[Some records]
━━━━━━━━━━

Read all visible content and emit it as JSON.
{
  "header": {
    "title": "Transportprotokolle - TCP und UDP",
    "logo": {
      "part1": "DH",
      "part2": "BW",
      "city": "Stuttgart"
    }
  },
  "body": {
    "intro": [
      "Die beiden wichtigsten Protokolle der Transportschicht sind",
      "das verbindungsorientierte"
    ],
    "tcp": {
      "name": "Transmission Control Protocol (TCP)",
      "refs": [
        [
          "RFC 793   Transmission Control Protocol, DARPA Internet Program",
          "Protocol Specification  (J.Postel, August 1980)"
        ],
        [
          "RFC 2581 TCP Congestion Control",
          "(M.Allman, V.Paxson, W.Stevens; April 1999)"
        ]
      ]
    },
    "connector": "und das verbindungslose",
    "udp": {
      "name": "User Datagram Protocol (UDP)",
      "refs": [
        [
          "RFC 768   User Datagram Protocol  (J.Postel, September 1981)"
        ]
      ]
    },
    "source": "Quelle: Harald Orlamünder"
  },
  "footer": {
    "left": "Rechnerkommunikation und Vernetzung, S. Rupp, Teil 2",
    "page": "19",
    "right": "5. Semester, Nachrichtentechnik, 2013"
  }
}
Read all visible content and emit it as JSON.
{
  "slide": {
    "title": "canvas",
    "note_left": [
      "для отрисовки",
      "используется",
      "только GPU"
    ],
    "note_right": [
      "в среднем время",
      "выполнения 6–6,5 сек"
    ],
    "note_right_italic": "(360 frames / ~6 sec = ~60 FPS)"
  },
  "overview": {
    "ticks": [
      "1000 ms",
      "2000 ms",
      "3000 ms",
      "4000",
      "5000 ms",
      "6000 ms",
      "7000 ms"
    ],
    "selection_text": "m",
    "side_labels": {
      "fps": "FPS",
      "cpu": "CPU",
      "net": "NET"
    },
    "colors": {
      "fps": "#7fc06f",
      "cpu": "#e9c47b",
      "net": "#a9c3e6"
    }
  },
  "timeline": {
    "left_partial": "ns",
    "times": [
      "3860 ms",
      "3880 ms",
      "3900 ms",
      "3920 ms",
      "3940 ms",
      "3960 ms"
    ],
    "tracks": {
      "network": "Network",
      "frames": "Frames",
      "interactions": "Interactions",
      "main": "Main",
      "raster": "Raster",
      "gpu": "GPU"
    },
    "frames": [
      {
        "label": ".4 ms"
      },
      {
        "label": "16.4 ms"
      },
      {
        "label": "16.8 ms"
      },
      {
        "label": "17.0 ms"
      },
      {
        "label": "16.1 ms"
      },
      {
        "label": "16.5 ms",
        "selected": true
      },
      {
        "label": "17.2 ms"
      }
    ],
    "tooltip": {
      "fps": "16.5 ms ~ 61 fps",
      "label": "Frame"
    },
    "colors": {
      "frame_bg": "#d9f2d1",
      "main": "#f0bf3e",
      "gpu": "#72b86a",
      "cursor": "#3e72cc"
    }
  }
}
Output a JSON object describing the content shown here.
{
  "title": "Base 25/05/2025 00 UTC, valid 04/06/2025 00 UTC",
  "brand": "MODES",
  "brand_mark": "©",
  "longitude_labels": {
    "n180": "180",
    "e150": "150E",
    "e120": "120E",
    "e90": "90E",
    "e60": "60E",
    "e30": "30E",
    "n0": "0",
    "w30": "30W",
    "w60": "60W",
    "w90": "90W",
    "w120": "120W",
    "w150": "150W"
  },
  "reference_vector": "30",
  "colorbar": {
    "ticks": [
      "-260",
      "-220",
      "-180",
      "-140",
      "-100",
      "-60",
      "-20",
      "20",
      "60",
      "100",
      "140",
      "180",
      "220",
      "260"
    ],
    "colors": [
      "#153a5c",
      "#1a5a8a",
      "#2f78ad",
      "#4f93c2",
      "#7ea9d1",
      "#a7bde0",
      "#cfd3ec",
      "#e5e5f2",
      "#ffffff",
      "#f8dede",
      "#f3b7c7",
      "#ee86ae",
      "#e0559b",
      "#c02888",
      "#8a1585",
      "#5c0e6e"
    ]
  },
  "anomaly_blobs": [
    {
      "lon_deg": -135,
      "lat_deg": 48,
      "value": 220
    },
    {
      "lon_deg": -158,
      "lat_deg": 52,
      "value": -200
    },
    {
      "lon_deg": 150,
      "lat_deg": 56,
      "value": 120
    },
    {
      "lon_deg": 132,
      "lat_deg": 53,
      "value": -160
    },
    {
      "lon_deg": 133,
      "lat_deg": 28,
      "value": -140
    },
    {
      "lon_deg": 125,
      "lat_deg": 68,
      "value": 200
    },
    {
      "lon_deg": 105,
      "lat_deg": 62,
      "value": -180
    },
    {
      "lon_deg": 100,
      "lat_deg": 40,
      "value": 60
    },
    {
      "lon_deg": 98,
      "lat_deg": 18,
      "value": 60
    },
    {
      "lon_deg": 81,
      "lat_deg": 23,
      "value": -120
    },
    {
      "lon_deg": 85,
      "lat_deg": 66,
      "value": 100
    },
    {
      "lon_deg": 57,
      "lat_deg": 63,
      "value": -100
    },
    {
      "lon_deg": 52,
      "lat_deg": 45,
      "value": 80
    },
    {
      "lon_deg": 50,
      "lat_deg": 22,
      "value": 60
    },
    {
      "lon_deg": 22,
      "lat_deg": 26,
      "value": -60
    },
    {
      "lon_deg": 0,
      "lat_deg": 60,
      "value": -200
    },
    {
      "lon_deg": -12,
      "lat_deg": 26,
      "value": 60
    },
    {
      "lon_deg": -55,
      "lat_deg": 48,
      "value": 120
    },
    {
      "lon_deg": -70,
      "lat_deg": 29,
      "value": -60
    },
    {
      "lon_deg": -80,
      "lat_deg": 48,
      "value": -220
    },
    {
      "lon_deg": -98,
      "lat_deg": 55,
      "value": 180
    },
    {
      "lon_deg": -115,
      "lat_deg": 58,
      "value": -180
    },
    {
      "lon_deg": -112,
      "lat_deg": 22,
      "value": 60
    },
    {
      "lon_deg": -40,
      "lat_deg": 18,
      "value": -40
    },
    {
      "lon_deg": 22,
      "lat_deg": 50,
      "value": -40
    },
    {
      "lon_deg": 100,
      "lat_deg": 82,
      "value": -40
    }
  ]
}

━━━━━━━━━━

## The task
Return the listing above in its exact form.

## The response
Read all visible content and emit it as JSON.
{
  "header": {
    "title": "Transportprotokolle - TCP und UDP",
    "logo": {
      "part1": "DH",
      "part2": "BW",
      "city": "Stuttgart"
    }
  },
  "body": {
    "intro": [
      "Die beiden wichtigsten Protokolle der Transportschicht sind",
      "das verbindungsorientierte"
    ],
    "tcp": {
      "name": "Transmission Control Protocol (TCP)",
      "refs": [
        [
          "RFC 793   Transmission Control Protocol, DARPA Internet Program",
          "Protocol Specification  (J.Postel, August 1980)"
        ],
        [
          "RFC 2581 TCP Congestion Control",
          "(M.Allman, V.Paxson, W.Stevens; April 1999)"
        ]
      ]
    },
    "connector": "und das verbindungslose",
    "udp": {
      "name": "User Datagram Protocol (UDP)",
      "refs": [
        [
          "RFC 768   User Datagram Protocol  (J.Postel, September 1981)"
        ]
      ]
    },
    "source": "Quelle: Harald Orlamünder"
  },
  "footer": {
    "left": "Rechnerkommunikation und Vernetzung, S. Rupp, Teil 2",
    "page": "19",
    "right": "5. Semester, Nachrichtentechnik, 2013"
  }
}
Read all visible content and emit it as JSON.
{
  "slide": {
    "title": "canvas",
    "note_left": [
      "для отрисовки",
      "используется",
      "только GPU"
    ],
    "note_right": [
      "в среднем время",
      "выполнения 6–6,5 сек"
    ],
    "note_right_italic": "(360 frames / ~6 sec = ~60 FPS)"
  },
  "overview": {
    "ticks": [
      "1000 ms",
      "2000 ms",
      "3000 ms",
      "4000",
      "5000 ms",
      "6000 ms",
      "7000 ms"
    ],
    "selection_text": "m",
    "side_labels": {
      "fps": "FPS",
      "cpu": "CPU",
      "net": "NET"
    },
    "colors": {
      "fps": "#7fc06f",
      "cpu": "#e9c47b",
      "net": "#a9c3e6"
    }
  },
  "timeline": {
    "left_partial": "ns",
    "times": [
      "3860 ms",
      "3880 ms",
      "3900 ms",
      "3920 ms",
      "3940 ms",
      "3960 ms"
    ],
    "tracks": {
      "network": "Network",
      "frames": "Frames",
      "interactions": "Interactions",
      "main": "Main",
      "raster": "Raster",
      "gpu": "GPU"
    },
    "frames": [
      {
        "label": ".4 ms"
      },
      {
        "label": "16.4 ms"
      },
      {
        "label": "16.8 ms"
      },
      {
        "label": "17.0 ms"
      },
      {
        "label": "16.1 ms"
      },
      {
        "label": "16.5 ms",
        "selected": true
      },
      {
        "label": "17.2 ms"
      }
    ],
    "tooltip": {
      "fps": "16.5 ms ~ 61 fps",
      "label": "Frame"
    },
    "colors": {
      "frame_bg": "#d9f2d1",
      "main": "#f0bf3e",
      "gpu": "#72b86a",
      "cursor": "#3e72cc"
    }
  }
}
Output a JSON object describing the content shown here.
{
  "title": "Base 25/05/2025 00 UTC, valid 04/06/2025 00 UTC",
  "brand": "MODES",
  "brand_mark": "©",
  "longitude_labels": {
    "n180": "180",
    "e150": "150E",
    "e120": "120E",
    "e90": "90E",
    "e60": "60E",
    "e30": "30E",
    "n0": "0",
    "w30": "30W",
    "w60": "60W",
    "w90": "90W",
    "w120": "120W",
    "w150": "150W"
  },
  "reference_vector": "30",
  "colorbar": {
    "ticks": [
      "-260",
      "-220",
      "-180",
      "-140",
      "-100",
      "-60",
      "-20",
      "20",
      "60",
      "100",
      "140",
      "180",
      "220",
      "260"
    ],
    "colors": [
      "#153a5c",
      "#1a5a8a",
      "#2f78ad",
      "#4f93c2",
      "#7ea9d1",
      "#a7bde0",
      "#cfd3ec",
      "#e5e5f2",
      "#ffffff",
      "#f8dede",
      "#f3b7c7",
      "#ee86ae",
      "#e0559b",
      "#c02888",
      "#8a1585",
      "#5c0e6e"
    ]
  },
  "anomaly_blobs": [
    {
      "lon_deg": -135,
      "lat_deg": 48,
      "value": 220
    },
    {
      "lon_deg": -158,
      "lat_deg": 52,
      "value": -200
    },
    {
      "lon_deg": 150,
      "lat_deg": 56,
      "value": 120
    },
    {
      "lon_deg": 132,
      "lat_deg": 53,
      "value": -160
    },
    {
      "lon_deg": 133,
      "lat_deg": 28,
      "value": -140
    },
    {
      "lon_deg": 125,
      "lat_deg": 68,
      "value": 200
    },
    {
      "lon_deg": 105,
      "lat_deg": 62,
      "value": -180
    },
    {
      "lon_deg": 100,
      "lat_deg": 40,
      "value": 60
    },
    {
      "lon_deg": 98,
      "lat_deg": 18,
      "value": 60
    },
    {
      "lon_deg": 81,
      "lat_deg": 23,
      "value": -120
    },
    {
      "lon_deg": 85,
      "lat_deg": 66,
      "value": 100
    },
    {
      "lon_deg": 57,
      "lat_deg": 63,
      "value": -100
    },
    {
      "lon_deg": 52,
      "lat_deg": 45,
      "value": 80
    },
    {
      "lon_deg": 50,
      "lat_deg": 22,
      "value": 60
    },
    {
      "lon_deg": 22,
      "lat_deg": 26,
      "value": -60
    },
    {
      "lon_deg": 0,
      "lat_deg": 60,
      "value": -200
    },
    {
      "lon_deg": -12,
      "lat_deg": 26,
      "value": 60
    },
    {
      "lon_deg": -55,
      "lat_deg": 48,
      "value": 120
    },
    {
      "lon_deg": -70,
      "lat_deg": 29,
      "value": -60
    },
    {
      "lon_deg": -80,
      "lat_deg": 48,
      "value": -220
    },
    {
      "lon_deg": -98,
      "lat_deg": 55,
      "value": 180
    },
    {
      "lon_deg": -115,
      "lat_deg": 58,
      "value": -180
    },
    {
      "lon_deg": -112,
      "lat_deg": 22,
      "value": 60
    },
    {
      "lon_deg": -40,
      "lat_deg": 18,
      "value": -40
    },
    {
      "lon_deg": 22,
      "lat_deg": 50,
      "value": -40
    },
    {
      "lon_deg": 100,
      "lat_deg": 82,
      "value": -40
    }
  ]
}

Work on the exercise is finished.